Given exercise: Repeat the records in full and exactly, omitting pictures.

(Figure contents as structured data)
START
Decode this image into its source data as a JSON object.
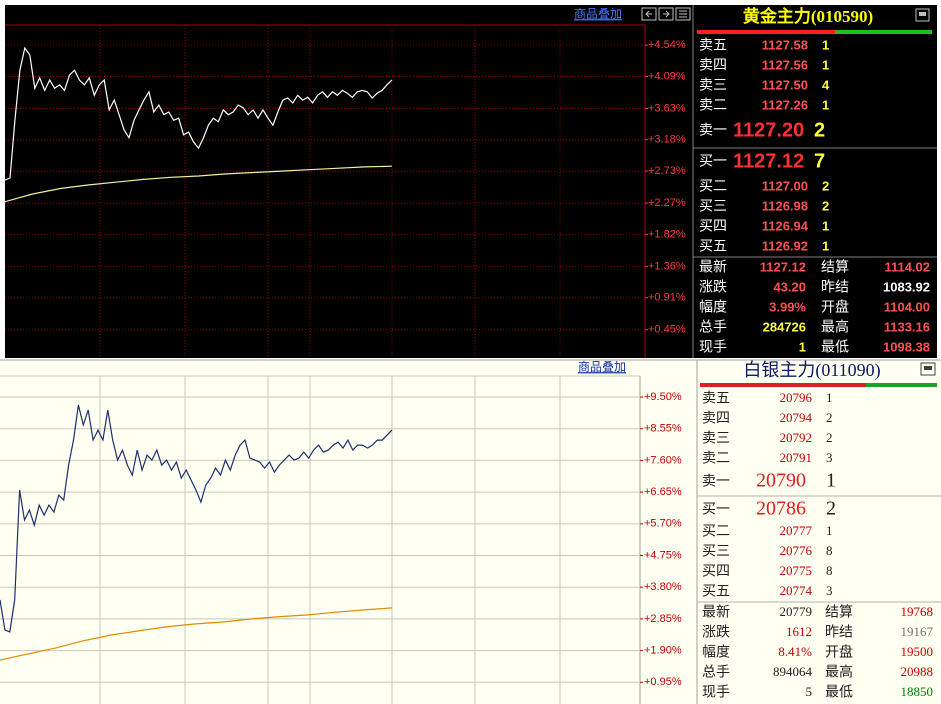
{
  "chart_data": [
    {
      "type": "line",
      "grid": true,
      "ylim": [
        0,
        4.83
      ],
      "yticks": [
        {
          "value": 4.54,
          "label": "+4.54%"
        },
        {
          "value": 4.09,
          "label": "+4.09%"
        },
        {
          "value": 3.63,
          "label": "+3.63%"
        },
        {
          "value": 3.18,
          "label": "+3.18%"
        },
        {
          "value": 2.73,
          "label": "+2.73%"
        },
        {
          "value": 2.27,
          "label": "+2.27%"
        },
        {
          "value": 1.82,
          "label": "+1.82%"
        },
        {
          "value": 1.36,
          "label": "+1.36%"
        },
        {
          "value": 0.91,
          "label": "+0.91%"
        },
        {
          "value": 0.45,
          "label": "+0.45%"
        }
      ],
      "series": [
        {
          "color": "#ffffff",
          "values": [
            2.6,
            2.63,
            3.46,
            4.18,
            4.5,
            4.4,
            3.92,
            4.07,
            3.89,
            4.04,
            3.92,
            3.97,
            3.89,
            4.11,
            4.18,
            4.04,
            3.97,
            4.07,
            3.82,
            3.97,
            4.04,
            3.61,
            3.75,
            3.54,
            3.32,
            3.21,
            3.46,
            3.61,
            3.75,
            3.87,
            3.58,
            3.68,
            3.54,
            3.58,
            3.46,
            3.49,
            3.25,
            3.29,
            3.15,
            3.06,
            3.21,
            3.39,
            3.49,
            3.44,
            3.61,
            3.54,
            3.58,
            3.68,
            3.64,
            3.54,
            3.61,
            3.49,
            3.61,
            3.49,
            3.39,
            3.58,
            3.75,
            3.78,
            3.71,
            3.82,
            3.75,
            3.79,
            3.71,
            3.82,
            3.87,
            3.79,
            3.87,
            3.82,
            3.89,
            3.85,
            3.79,
            3.87,
            3.89,
            3.87,
            3.78,
            3.85,
            3.89,
            3.97,
            4.04
          ]
        },
        {
          "color": "#f0f0a0",
          "values": [
            2.29,
            2.4,
            2.48,
            2.53,
            2.57,
            2.61,
            2.64,
            2.66,
            2.69,
            2.71,
            2.73,
            2.75,
            2.77,
            2.79,
            2.8
          ]
        }
      ]
    },
    {
      "type": "line",
      "grid": true,
      "ylim": [
        0.3,
        10.13
      ],
      "yticks": [
        {
          "value": 9.5,
          "label": "+9.50%"
        },
        {
          "value": 8.55,
          "label": "+8.55%"
        },
        {
          "value": 7.6,
          "label": "+7.60%"
        },
        {
          "value": 6.65,
          "label": "+6.65%"
        },
        {
          "value": 5.7,
          "label": "+5.70%"
        },
        {
          "value": 4.75,
          "label": "+4.75%"
        },
        {
          "value": 3.8,
          "label": "+3.80%"
        },
        {
          "value": 2.85,
          "label": "+2.85%"
        },
        {
          "value": 1.9,
          "label": "+1.90%"
        },
        {
          "value": 0.95,
          "label": "+0.95%"
        }
      ],
      "series": [
        {
          "color": "#1c2f6e",
          "values": [
            3.42,
            2.52,
            2.46,
            3.42,
            6.71,
            5.81,
            6.11,
            5.66,
            6.26,
            5.96,
            6.26,
            6.05,
            6.56,
            6.41,
            7.46,
            8.21,
            9.26,
            8.66,
            9.11,
            8.21,
            8.51,
            8.21,
            9.11,
            8.21,
            7.61,
            7.91,
            7.46,
            7.16,
            7.91,
            7.31,
            7.76,
            7.61,
            7.91,
            7.46,
            7.61,
            7.31,
            7.55,
            7.07,
            7.31,
            7.01,
            6.71,
            6.35,
            6.86,
            7.07,
            7.37,
            7.16,
            7.61,
            7.31,
            7.76,
            8.06,
            8.21,
            7.67,
            7.61,
            7.55,
            7.37,
            7.55,
            7.25,
            7.46,
            7.61,
            7.76,
            7.61,
            7.67,
            7.85,
            7.67,
            7.91,
            8.06,
            7.85,
            7.91,
            8.06,
            8.15,
            7.97,
            8.21,
            7.91,
            8.06,
            8.06,
            7.97,
            8.06,
            8.21,
            8.21,
            8.36,
            8.51
          ]
        },
        {
          "color": "#e08a00",
          "values": [
            1.62,
            1.8,
            1.98,
            2.2,
            2.37,
            2.5,
            2.62,
            2.7,
            2.76,
            2.85,
            2.92,
            2.97,
            3.05,
            3.12,
            3.18
          ]
        }
      ]
    }
  ],
  "panels": [
    {
      "overlay_button": "商品叠加",
      "quote": {
        "title": "黄金主力(010590)",
        "asks": [
          {
            "label": "卖五",
            "price": "1127.58",
            "volume": "1"
          },
          {
            "label": "卖四",
            "price": "1127.56",
            "volume": "1"
          },
          {
            "label": "卖三",
            "price": "1127.50",
            "volume": "4"
          },
          {
            "label": "卖二",
            "price": "1127.26",
            "volume": "1"
          },
          {
            "label": "卖一",
            "price": "1127.20",
            "volume": "2"
          }
        ],
        "bids": [
          {
            "label": "买一",
            "price": "1127.12",
            "volume": "7"
          },
          {
            "label": "买二",
            "price": "1127.00",
            "volume": "2"
          },
          {
            "label": "买三",
            "price": "1126.98",
            "volume": "2"
          },
          {
            "label": "买四",
            "price": "1126.94",
            "volume": "1"
          },
          {
            "label": "买五",
            "price": "1126.92",
            "volume": "1"
          }
        ],
        "stats": [
          [
            {
              "label": "最新",
              "value": "1127.12"
            },
            {
              "label": "结算",
              "value": "1114.02"
            }
          ],
          [
            {
              "label": "涨跌",
              "value": "43.20"
            },
            {
              "label": "昨结",
              "value": "1083.92"
            }
          ],
          [
            {
              "label": "幅度",
              "value": "3.99%"
            },
            {
              "label": "开盘",
              "value": "1104.00"
            }
          ],
          [
            {
              "label": "总手",
              "value": "284726"
            },
            {
              "label": "最高",
              "value": "1133.16"
            }
          ],
          [
            {
              "label": "现手",
              "value": "1"
            },
            {
              "label": "最低",
              "value": "1098.38"
            }
          ]
        ]
      }
    },
    {
      "overlay_button": "商品叠加",
      "quote": {
        "title": "白银主力(011090)",
        "asks": [
          {
            "label": "卖五",
            "price": "20796",
            "volume": "1"
          },
          {
            "label": "卖四",
            "price": "20794",
            "volume": "2"
          },
          {
            "label": "卖三",
            "price": "20792",
            "volume": "2"
          },
          {
            "label": "卖二",
            "price": "20791",
            "volume": "3"
          },
          {
            "label": "卖一",
            "price": "20790",
            "volume": "1"
          }
        ],
        "bids": [
          {
            "label": "买一",
            "price": "20786",
            "volume": "2"
          },
          {
            "label": "买二",
            "price": "20777",
            "volume": "1"
          },
          {
            "label": "买三",
            "price": "20776",
            "volume": "8"
          },
          {
            "label": "买四",
            "price": "20775",
            "volume": "8"
          },
          {
            "label": "买五",
            "price": "20774",
            "volume": "3"
          }
        ],
        "stats": [
          [
            {
              "label": "最新",
              "value": "20779"
            },
            {
              "label": "结算",
              "value": "19768"
            }
          ],
          [
            {
              "label": "涨跌",
              "value": "1612"
            },
            {
              "label": "昨结",
              "value": "19167"
            }
          ],
          [
            {
              "label": "幅度",
              "value": "8.41%"
            },
            {
              "label": "开盘",
              "value": "19500"
            }
          ],
          [
            {
              "label": "总手",
              "value": "894064"
            },
            {
              "label": "最高",
              "value": "20988"
            }
          ],
          [
            {
              "label": "现手",
              "value": "5"
            },
            {
              "label": "最低",
              "value": "18850"
            }
          ]
        ]
      }
    }
  ]
}
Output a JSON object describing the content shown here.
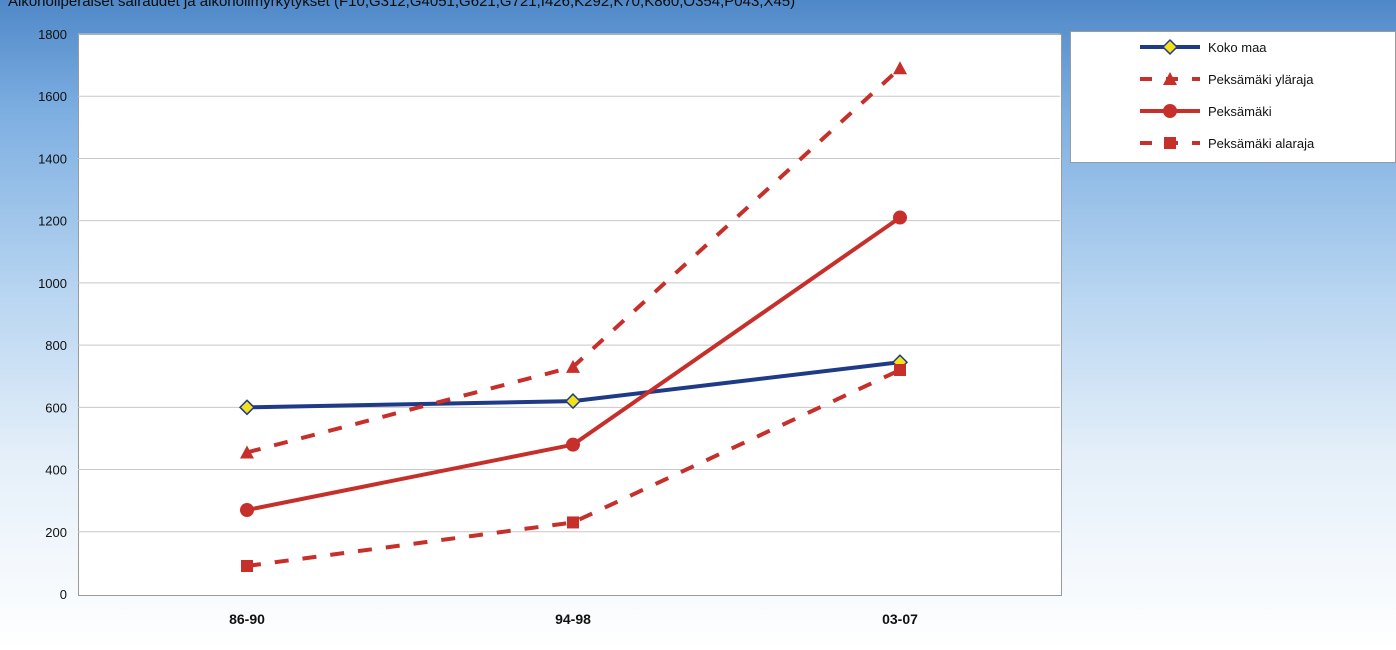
END
Task response:
Decode this image into its source data as a JSON object.
{
  "chart_data": [
    {
      "type": "line",
      "grid": true,
      "ylim": [
        0,
        4.83
      ],
      "yticks": [
        {
          "value": 4.54,
          "label": "+4.54%"
        },
        {
          "value": 4.09,
          "label": "+4.09%"
        },
        {
          "value": 3.63,
          "label": "+3.63%"
        },
        {
          "value": 3.18,
          "label": "+3.18%"
        },
        {
          "value": 2.73,
          "label": "+2.73%"
        },
        {
          "value": 2.27,
          "label": "+2.27%"
        },
        {
          "value": 1.82,
          "label": "+1.82%"
        },
        {
          "value": 1.36,
          "label": "+1.36%"
        },
        {
          "value": 0.91,
          "label": "+0.91%"
        },
        {
          "value": 0.45,
          "label": "+0.45%"
        }
      ],
      "series": [
        {
          "color": "#ffffff",
          "values": [
            2.6,
            2.63,
            3.46,
            4.18,
            4.5,
            4.4,
            3.92,
            4.07,
            3.89,
            4.04,
            3.92,
            3.97,
            3.89,
            4.11,
            4.18,
            4.04,
            3.97,
            4.07,
            3.82,
            3.97,
            4.04,
            3.61,
            3.75,
            3.54,
            3.32,
            3.21,
            3.46,
            3.61,
            3.75,
            3.87,
            3.58,
            3.68,
            3.54,
            3.58,
            3.46,
            3.49,
            3.25,
            3.29,
            3.15,
            3.06,
            3.21,
            3.39,
            3.49,
            3.44,
            3.61,
            3.54,
            3.58,
            3.68,
            3.64,
            3.54,
            3.61,
            3.49,
            3.61,
            3.49,
            3.39,
            3.58,
            3.75,
            3.78,
            3.71,
            3.82,
            3.75,
            3.79,
            3.71,
            3.82,
            3.87,
            3.79,
            3.87,
            3.82,
            3.89,
            3.85,
            3.79,
            3.87,
            3.89,
            3.87,
            3.78,
            3.85,
            3.89,
            3.97,
            4.04
          ]
        },
        {
          "color": "#f0f0a0",
          "values": [
            2.29,
            2.4,
            2.48,
            2.53,
            2.57,
            2.61,
            2.64,
            2.66,
            2.69,
            2.71,
            2.73,
            2.75,
            2.77,
            2.79,
            2.8
          ]
        }
      ]
    },
    {
      "type": "line",
      "grid": true,
      "ylim": [
        0.3,
        10.13
      ],
      "yticks": [
        {
          "value": 9.5,
          "label": "+9.50%"
        },
        {
          "value": 8.55,
          "label": "+8.55%"
        },
        {
          "value": 7.6,
          "label": "+7.60%"
        },
        {
          "value": 6.65,
          "label": "+6.65%"
        },
        {
          "value": 5.7,
          "label": "+5.70%"
        },
        {
          "value": 4.75,
          "label": "+4.75%"
        },
        {
          "value": 3.8,
          "label": "+3.80%"
        },
        {
          "value": 2.85,
          "label": "+2.85%"
        },
        {
          "value": 1.9,
          "label": "+1.90%"
        },
        {
          "value": 0.95,
          "label": "+0.95%"
        }
      ],
      "series": [
        {
          "color": "#1c2f6e",
          "values": [
            3.42,
            2.52,
            2.46,
            3.42,
            6.71,
            5.81,
            6.11,
            5.66,
            6.26,
            5.96,
            6.26,
            6.05,
            6.56,
            6.41,
            7.46,
            8.21,
            9.26,
            8.66,
            9.11,
            8.21,
            8.51,
            8.21,
            9.11,
            8.21,
            7.61,
            7.91,
            7.46,
            7.16,
            7.91,
            7.31,
            7.76,
            7.61,
            7.91,
            7.46,
            7.61,
            7.31,
            7.55,
            7.07,
            7.31,
            7.01,
            6.71,
            6.35,
            6.86,
            7.07,
            7.37,
            7.16,
            7.61,
            7.31,
            7.76,
            8.06,
            8.21,
            7.67,
            7.61,
            7.55,
            7.37,
            7.55,
            7.25,
            7.46,
            7.61,
            7.76,
            7.61,
            7.67,
            7.85,
            7.67,
            7.91,
            8.06,
            7.85,
            7.91,
            8.06,
            8.15,
            7.97,
            8.21,
            7.91,
            8.06,
            8.06,
            7.97,
            8.06,
            8.21,
            8.21,
            8.36,
            8.51
          ]
        },
        {
          "color": "#e08a00",
          "values": [
            1.62,
            1.8,
            1.98,
            2.2,
            2.37,
            2.5,
            2.62,
            2.7,
            2.76,
            2.85,
            2.92,
            2.97,
            3.05,
            3.12,
            3.18
          ]
        }
      ]
    }
  ],
  "panels": [
    {
      "overlay_button": "商品叠加",
      "quote": {
        "title": "黄金主力(010590)",
        "asks": [
          {
            "label": "卖五",
            "price": "1127.58",
            "volume": "1"
          },
          {
            "label": "卖四",
            "price": "1127.56",
            "volume": "1"
          },
          {
            "label": "卖三",
            "price": "1127.50",
            "volume": "4"
          },
          {
            "label": "卖二",
            "price": "1127.26",
            "volume": "1"
          },
          {
            "label": "卖一",
            "price": "1127.20",
            "volume": "2"
          }
        ],
        "bids": [
          {
            "label": "买一",
            "price": "1127.12",
            "volume": "7"
          },
          {
            "label": "买二",
            "price": "1127.00",
            "volume": "2"
          },
          {
            "label": "买三",
            "price": "1126.98",
            "volume": "2"
          },
          {
            "label": "买四",
            "price": "1126.94",
            "volume": "1"
          },
          {
            "label": "买五",
            "price": "1126.92",
            "volume": "1"
          }
        ],
        "stats": [
          [
            {
              "label": "最新",
              "value": "1127.12"
            },
            {
              "label": "结算",
              "value": "1114.02"
            }
          ],
          [
            {
              "label": "涨跌",
              "value": "43.20"
            },
            {
              "label": "昨结",
              "value": "1083.92"
            }
          ],
          [
            {
              "label": "幅度",
              "value": "3.99%"
            },
            {
              "label": "开盘",
              "value": "1104.00"
            }
          ],
          [
            {
              "label": "总手",
              "value": "284726"
            },
            {
              "label": "最高",
              "value": "1133.16"
            }
          ],
          [
            {
              "label": "现手",
              "value": "1"
            },
            {
              "label": "最低",
              "value": "1098.38"
            }
          ]
        ]
      }
    },
    {
      "overlay_button": "商品叠加",
      "quote": {
        "title": "白银主力(011090)",
        "asks": [
          {
            "label": "卖五",
            "price": "20796",
            "volume": "1"
          },
          {
            "label": "卖四",
            "price": "20794",
            "volume": "2"
          },
          {
            "label": "卖三",
            "price": "20792",
            "volume": "2"
          },
          {
            "label": "卖二",
            "price": "20791",
            "volume": "3"
          },
          {
            "label": "卖一",
            "price": "20790",
            "volume": "1"
          }
        ],
        "bids": [
          {
            "label": "买一",
            "price": "20786",
            "volume": "2"
          },
          {
            "label": "买二",
            "price": "20777",
            "volume": "1"
          },
          {
            "label": "买三",
            "price": "20776",
            "volume": "8"
          },
          {
            "label": "买四",
            "price": "20775",
            "volume": "8"
          },
          {
            "label": "买五",
            "price": "20774",
            "volume": "3"
          }
        ],
        "stats": [
          [
            {
              "label": "最新",
              "value": "20779"
            },
            {
              "label": "结算",
              "value": "19768"
            }
          ],
          [
            {
              "label": "涨跌",
              "value": "1612"
            },
            {
              "label": "昨结",
              "value": "19167"
            }
          ],
          [
            {
              "label": "幅度",
              "value": "8.41%"
            },
            {
              "label": "开盘",
              "value": "19500"
            }
          ],
          [
            {
              "label": "总手",
              "value": "894064"
            },
            {
              "label": "最高",
              "value": "20988"
            }
          ],
          [
            {
              "label": "现手",
              "value": "5"
            },
            {
              "label": "最低",
              "value": "18850"
            }
          ]
        ]
      }
    }
  ]
}
Output a JSON object describing the content shown here.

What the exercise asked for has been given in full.